* _DIRECTIONS FOR THIS TASK_
"JSON" appears in how many lines of the entries? State only the number.

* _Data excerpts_
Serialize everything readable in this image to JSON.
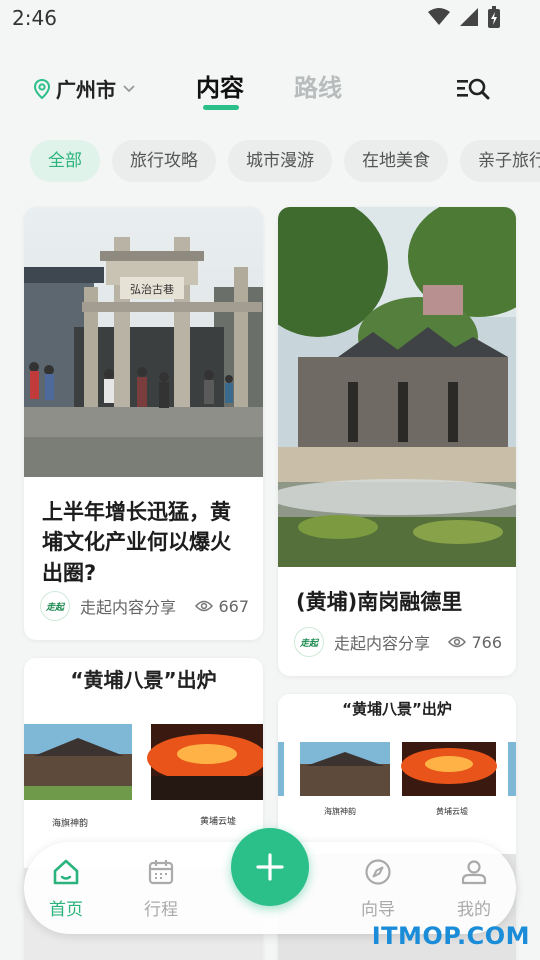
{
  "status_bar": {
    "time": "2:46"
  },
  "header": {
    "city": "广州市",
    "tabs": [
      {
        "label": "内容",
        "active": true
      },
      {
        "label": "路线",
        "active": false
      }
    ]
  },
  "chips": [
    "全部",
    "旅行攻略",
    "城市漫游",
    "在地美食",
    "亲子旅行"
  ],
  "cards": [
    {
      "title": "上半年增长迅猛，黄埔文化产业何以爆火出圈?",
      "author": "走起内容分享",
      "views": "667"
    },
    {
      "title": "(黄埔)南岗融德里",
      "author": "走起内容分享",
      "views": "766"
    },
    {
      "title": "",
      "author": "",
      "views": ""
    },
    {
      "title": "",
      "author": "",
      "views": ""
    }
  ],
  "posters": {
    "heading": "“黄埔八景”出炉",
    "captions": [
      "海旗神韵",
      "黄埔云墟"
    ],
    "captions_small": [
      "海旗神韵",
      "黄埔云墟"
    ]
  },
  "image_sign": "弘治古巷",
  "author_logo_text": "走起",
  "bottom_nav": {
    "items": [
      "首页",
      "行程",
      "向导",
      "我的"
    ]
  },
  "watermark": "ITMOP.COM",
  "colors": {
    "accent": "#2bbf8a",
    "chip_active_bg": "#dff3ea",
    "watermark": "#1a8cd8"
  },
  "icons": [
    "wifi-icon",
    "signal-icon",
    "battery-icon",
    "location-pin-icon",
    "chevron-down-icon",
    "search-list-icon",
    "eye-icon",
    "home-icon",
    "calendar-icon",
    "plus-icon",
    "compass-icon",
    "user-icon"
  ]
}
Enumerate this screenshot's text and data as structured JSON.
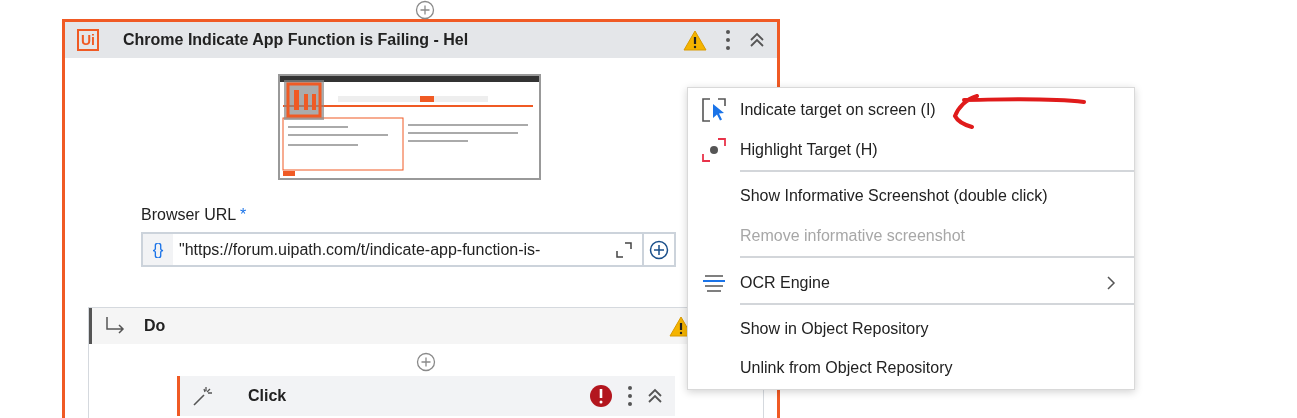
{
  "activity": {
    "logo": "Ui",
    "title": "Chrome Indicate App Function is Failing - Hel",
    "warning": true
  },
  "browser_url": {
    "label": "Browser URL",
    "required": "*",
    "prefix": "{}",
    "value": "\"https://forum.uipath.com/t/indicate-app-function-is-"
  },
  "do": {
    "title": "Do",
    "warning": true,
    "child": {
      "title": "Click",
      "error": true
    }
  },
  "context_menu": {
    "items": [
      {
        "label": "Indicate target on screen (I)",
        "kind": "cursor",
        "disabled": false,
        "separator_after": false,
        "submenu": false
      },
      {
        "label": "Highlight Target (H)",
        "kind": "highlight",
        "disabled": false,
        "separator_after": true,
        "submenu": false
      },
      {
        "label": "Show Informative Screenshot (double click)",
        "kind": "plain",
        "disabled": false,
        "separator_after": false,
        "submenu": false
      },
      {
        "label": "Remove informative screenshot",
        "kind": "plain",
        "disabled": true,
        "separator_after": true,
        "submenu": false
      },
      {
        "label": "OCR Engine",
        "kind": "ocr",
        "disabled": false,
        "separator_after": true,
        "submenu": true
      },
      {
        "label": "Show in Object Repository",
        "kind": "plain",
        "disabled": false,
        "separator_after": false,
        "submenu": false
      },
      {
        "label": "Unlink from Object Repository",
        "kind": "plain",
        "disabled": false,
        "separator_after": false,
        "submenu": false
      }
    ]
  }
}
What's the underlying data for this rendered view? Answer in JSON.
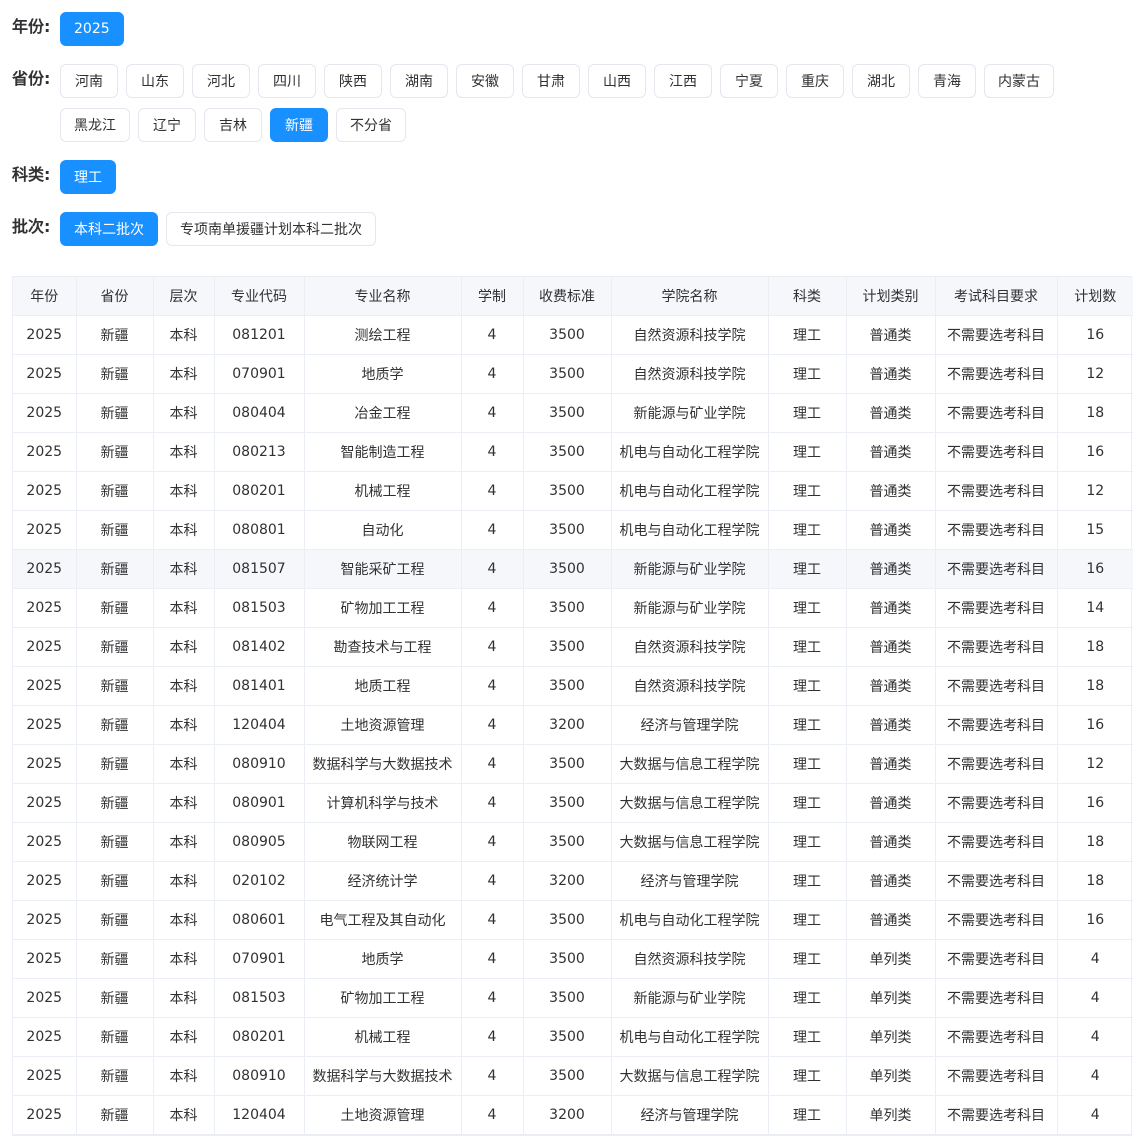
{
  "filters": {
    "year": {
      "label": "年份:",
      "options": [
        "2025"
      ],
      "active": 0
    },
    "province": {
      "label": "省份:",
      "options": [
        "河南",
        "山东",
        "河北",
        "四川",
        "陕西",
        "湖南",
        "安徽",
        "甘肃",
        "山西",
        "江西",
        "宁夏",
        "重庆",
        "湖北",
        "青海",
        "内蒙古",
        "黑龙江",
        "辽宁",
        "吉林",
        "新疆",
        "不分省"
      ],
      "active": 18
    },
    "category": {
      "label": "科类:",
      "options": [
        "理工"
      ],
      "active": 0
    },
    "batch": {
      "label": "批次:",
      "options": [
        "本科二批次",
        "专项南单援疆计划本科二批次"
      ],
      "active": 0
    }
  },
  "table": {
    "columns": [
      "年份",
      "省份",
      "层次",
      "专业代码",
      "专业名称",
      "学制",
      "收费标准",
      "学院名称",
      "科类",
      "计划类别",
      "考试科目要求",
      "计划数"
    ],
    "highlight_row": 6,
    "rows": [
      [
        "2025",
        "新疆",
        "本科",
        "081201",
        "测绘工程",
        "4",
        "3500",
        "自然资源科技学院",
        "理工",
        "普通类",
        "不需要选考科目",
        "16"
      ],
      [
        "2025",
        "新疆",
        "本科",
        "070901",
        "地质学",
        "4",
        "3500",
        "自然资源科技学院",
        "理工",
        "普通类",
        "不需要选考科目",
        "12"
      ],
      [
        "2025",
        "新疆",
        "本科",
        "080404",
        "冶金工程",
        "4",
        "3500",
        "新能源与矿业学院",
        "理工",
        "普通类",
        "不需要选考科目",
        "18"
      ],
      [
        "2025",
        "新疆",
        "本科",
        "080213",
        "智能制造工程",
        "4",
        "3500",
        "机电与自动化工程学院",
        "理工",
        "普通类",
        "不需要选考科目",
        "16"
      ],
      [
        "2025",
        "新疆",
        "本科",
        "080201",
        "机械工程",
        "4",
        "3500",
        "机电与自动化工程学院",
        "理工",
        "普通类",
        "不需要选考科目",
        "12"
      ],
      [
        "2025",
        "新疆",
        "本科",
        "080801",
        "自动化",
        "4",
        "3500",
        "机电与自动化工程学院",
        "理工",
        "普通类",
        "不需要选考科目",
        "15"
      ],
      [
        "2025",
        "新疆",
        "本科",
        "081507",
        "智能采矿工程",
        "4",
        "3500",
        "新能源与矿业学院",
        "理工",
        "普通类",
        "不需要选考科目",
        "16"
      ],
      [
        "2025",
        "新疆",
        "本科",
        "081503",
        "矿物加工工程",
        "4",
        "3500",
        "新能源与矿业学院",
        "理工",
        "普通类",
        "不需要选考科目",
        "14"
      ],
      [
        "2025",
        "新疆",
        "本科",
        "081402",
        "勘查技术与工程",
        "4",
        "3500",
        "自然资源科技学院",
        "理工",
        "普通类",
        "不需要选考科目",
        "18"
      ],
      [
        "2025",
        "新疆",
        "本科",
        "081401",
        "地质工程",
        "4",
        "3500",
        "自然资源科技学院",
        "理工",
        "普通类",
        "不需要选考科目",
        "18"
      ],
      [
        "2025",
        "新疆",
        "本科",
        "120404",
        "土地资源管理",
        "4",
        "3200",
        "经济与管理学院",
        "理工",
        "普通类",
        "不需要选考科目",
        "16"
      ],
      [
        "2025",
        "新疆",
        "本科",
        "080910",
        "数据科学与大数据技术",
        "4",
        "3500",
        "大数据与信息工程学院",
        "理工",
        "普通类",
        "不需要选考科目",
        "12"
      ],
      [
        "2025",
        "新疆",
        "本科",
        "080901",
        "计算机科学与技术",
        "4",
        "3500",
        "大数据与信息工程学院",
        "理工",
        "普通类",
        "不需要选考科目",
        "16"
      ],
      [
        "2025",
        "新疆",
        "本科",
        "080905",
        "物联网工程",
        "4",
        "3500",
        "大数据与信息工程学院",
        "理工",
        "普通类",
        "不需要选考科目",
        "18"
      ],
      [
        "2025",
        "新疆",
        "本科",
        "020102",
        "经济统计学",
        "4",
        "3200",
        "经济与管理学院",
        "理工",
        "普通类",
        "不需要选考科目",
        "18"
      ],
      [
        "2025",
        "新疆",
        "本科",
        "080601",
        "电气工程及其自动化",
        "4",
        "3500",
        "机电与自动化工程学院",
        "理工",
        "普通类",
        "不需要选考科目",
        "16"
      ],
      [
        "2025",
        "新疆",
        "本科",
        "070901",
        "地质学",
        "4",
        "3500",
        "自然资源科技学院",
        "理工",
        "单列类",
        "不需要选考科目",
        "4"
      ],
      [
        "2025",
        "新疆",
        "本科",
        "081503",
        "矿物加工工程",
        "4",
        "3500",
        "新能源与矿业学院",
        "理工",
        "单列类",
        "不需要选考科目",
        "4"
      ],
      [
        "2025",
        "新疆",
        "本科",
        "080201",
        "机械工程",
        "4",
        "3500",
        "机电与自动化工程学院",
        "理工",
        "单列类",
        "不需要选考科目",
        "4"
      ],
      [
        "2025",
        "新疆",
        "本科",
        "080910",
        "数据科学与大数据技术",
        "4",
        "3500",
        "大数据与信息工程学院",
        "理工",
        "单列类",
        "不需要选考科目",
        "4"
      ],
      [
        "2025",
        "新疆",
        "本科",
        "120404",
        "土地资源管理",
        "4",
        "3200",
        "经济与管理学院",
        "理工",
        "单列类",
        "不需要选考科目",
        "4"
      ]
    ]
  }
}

* _FULL SOLUTION_
3